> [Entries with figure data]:
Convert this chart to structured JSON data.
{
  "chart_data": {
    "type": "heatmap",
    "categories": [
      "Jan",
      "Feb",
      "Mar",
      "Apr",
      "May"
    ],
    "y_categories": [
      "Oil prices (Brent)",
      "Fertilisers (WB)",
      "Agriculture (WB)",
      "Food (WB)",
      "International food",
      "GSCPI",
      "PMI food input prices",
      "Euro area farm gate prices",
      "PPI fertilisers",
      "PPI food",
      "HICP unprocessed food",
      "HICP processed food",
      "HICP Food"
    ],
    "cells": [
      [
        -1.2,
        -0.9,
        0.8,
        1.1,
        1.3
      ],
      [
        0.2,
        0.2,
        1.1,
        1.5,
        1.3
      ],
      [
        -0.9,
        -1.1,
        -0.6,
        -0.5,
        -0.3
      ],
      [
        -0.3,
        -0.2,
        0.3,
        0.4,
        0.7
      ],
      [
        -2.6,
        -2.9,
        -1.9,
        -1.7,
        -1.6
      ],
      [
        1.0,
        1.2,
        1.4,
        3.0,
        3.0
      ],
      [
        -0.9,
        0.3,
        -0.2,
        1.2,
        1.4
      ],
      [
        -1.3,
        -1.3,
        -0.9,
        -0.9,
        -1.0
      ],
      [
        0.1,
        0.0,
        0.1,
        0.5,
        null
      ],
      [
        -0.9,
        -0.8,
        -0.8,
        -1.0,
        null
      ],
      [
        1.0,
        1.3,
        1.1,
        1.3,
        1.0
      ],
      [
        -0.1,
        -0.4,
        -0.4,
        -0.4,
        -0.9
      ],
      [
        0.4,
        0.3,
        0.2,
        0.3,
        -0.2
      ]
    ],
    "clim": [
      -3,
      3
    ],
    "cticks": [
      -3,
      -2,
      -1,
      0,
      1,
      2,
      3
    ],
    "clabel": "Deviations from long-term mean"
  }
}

> [Work required]: Indicate how many lines of the material contain the string "prices", giving the number and nothing more.

> [Solution to the exercise]: 3